* **Challenge**:
Return the entries below in their exact form, leaving the pictures out.

[Stored data entries]

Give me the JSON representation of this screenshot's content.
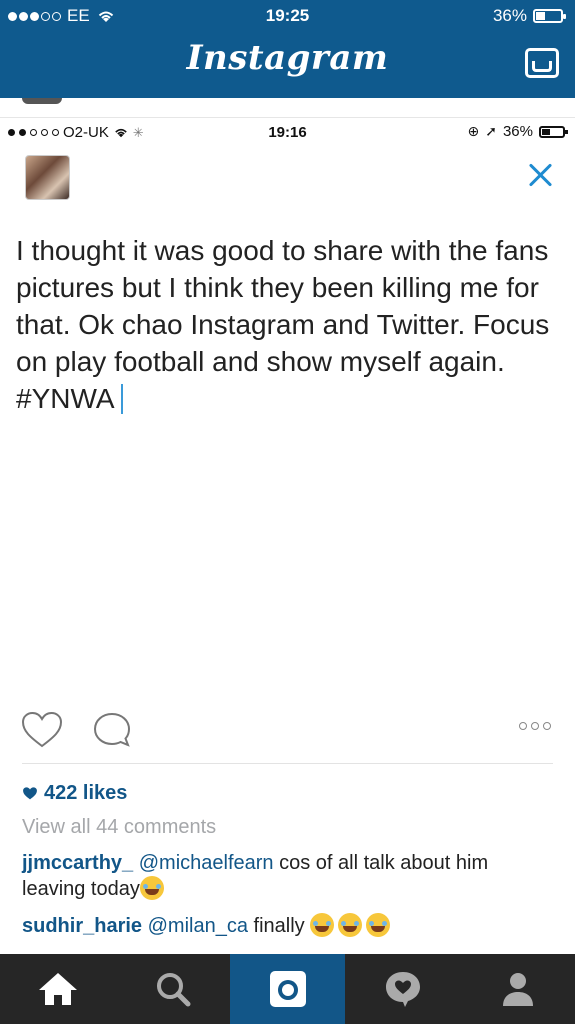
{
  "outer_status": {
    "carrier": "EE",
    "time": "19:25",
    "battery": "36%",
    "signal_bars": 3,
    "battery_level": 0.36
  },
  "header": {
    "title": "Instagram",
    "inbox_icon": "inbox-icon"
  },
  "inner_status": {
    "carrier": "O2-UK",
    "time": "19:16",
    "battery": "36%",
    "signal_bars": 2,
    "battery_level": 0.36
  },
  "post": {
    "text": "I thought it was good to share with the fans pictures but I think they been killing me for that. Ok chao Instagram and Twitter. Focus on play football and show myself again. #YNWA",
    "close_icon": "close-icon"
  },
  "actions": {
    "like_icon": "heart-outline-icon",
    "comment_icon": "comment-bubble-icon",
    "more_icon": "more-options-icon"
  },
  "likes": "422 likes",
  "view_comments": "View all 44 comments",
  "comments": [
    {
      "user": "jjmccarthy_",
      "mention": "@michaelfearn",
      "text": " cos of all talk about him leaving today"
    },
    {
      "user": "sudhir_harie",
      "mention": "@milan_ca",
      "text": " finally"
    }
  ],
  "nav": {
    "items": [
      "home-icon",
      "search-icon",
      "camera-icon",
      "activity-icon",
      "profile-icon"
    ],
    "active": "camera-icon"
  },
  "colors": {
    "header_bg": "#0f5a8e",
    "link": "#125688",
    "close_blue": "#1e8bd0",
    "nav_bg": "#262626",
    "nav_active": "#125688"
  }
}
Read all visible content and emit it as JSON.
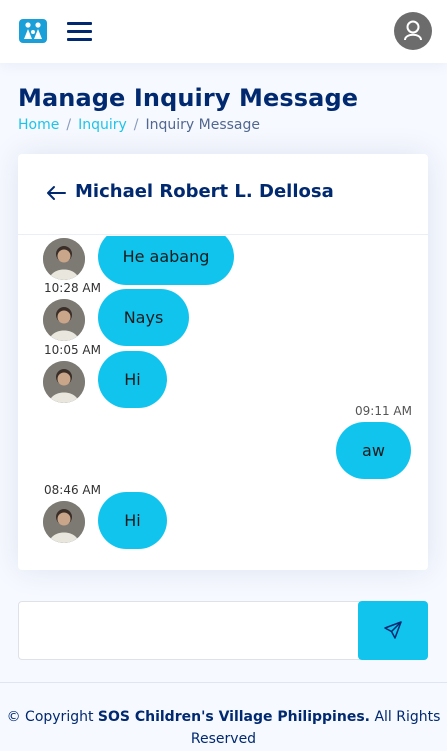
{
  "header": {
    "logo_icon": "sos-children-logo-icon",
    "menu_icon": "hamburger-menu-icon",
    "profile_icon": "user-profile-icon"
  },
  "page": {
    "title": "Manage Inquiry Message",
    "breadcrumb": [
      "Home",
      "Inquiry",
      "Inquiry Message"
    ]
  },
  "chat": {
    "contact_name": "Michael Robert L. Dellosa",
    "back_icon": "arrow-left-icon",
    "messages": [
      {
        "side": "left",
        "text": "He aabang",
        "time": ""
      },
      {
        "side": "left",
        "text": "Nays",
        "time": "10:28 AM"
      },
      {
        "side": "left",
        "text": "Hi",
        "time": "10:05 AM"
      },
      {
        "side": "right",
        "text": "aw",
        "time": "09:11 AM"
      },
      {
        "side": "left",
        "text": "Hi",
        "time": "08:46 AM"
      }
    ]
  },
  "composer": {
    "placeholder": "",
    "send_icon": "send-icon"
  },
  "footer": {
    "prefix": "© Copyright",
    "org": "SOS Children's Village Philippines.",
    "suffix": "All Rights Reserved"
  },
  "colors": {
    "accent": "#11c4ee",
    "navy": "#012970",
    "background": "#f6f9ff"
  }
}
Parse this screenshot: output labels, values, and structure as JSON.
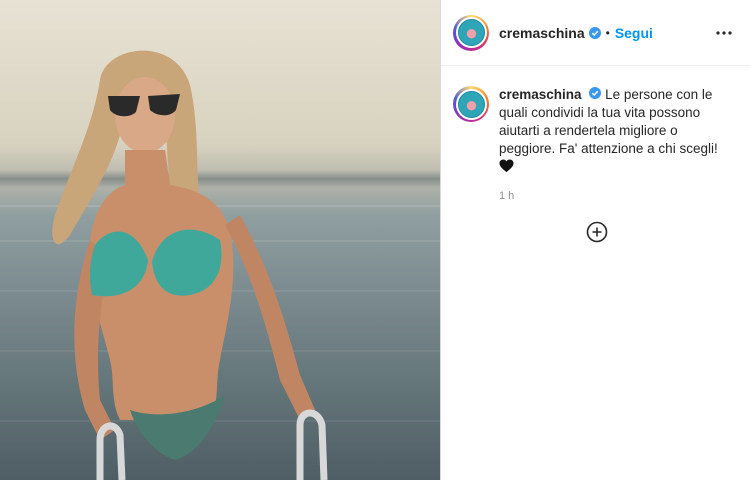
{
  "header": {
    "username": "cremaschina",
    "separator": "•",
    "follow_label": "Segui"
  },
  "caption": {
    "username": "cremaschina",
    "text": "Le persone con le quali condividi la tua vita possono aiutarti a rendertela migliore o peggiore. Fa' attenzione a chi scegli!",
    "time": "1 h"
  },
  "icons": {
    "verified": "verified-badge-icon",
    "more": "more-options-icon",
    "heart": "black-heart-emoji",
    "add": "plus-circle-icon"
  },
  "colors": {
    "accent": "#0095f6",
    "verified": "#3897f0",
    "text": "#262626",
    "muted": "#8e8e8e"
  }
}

* **Task output**:
Give me the JSON representation of this screenshot's content.
{
  "outer_status": {
    "carrier": "EE",
    "time": "19:25",
    "battery": "36%",
    "signal_bars": 3,
    "battery_level": 0.36
  },
  "header": {
    "title": "Instagram",
    "inbox_icon": "inbox-icon"
  },
  "inner_status": {
    "carrier": "O2-UK",
    "time": "19:16",
    "battery": "36%",
    "signal_bars": 2,
    "battery_level": 0.36
  },
  "post": {
    "text": "I thought it was good to share with the fans pictures but I think they been killing me for that. Ok chao Instagram and Twitter. Focus on play football and show myself again. #YNWA",
    "close_icon": "close-icon"
  },
  "actions": {
    "like_icon": "heart-outline-icon",
    "comment_icon": "comment-bubble-icon",
    "more_icon": "more-options-icon"
  },
  "likes": "422 likes",
  "view_comments": "View all 44 comments",
  "comments": [
    {
      "user": "jjmccarthy_",
      "mention": "@michaelfearn",
      "text": " cos of all talk about him leaving today"
    },
    {
      "user": "sudhir_harie",
      "mention": "@milan_ca",
      "text": " finally"
    }
  ],
  "nav": {
    "items": [
      "home-icon",
      "search-icon",
      "camera-icon",
      "activity-icon",
      "profile-icon"
    ],
    "active": "camera-icon"
  },
  "colors": {
    "header_bg": "#0f5a8e",
    "link": "#125688",
    "close_blue": "#1e8bd0",
    "nav_bg": "#262626",
    "nav_active": "#125688"
  }
}
Read all visible content and emit it as JSON.
{
  "header": {
    "logo_icon": "sos-children-logo-icon",
    "menu_icon": "hamburger-menu-icon",
    "profile_icon": "user-profile-icon"
  },
  "page": {
    "title": "Manage Inquiry Message",
    "breadcrumb": [
      "Home",
      "Inquiry",
      "Inquiry Message"
    ]
  },
  "chat": {
    "contact_name": "Michael Robert L. Dellosa",
    "back_icon": "arrow-left-icon",
    "messages": [
      {
        "side": "left",
        "text": "He aabang",
        "time": ""
      },
      {
        "side": "left",
        "text": "Nays",
        "time": "10:28 AM"
      },
      {
        "side": "left",
        "text": "Hi",
        "time": "10:05 AM"
      },
      {
        "side": "right",
        "text": "aw",
        "time": "09:11 AM"
      },
      {
        "side": "left",
        "text": "Hi",
        "time": "08:46 AM"
      }
    ]
  },
  "composer": {
    "placeholder": "",
    "send_icon": "send-icon"
  },
  "footer": {
    "prefix": "© Copyright",
    "org": "SOS Children's Village Philippines.",
    "suffix": "All Rights Reserved"
  },
  "colors": {
    "accent": "#11c4ee",
    "navy": "#012970",
    "background": "#f6f9ff"
  }
}
Parse this screenshot: output labels, values, and structure as JSON.
{
  "header": {
    "username": "cremaschina",
    "separator": "•",
    "follow_label": "Segui"
  },
  "caption": {
    "username": "cremaschina",
    "text": "Le persone con le quali condividi la tua vita possono aiutarti a rendertela migliore o peggiore. Fa' attenzione a chi scegli!",
    "time": "1 h"
  },
  "icons": {
    "verified": "verified-badge-icon",
    "more": "more-options-icon",
    "heart": "black-heart-emoji",
    "add": "plus-circle-icon"
  },
  "colors": {
    "accent": "#0095f6",
    "verified": "#3897f0",
    "text": "#262626",
    "muted": "#8e8e8e"
  }
}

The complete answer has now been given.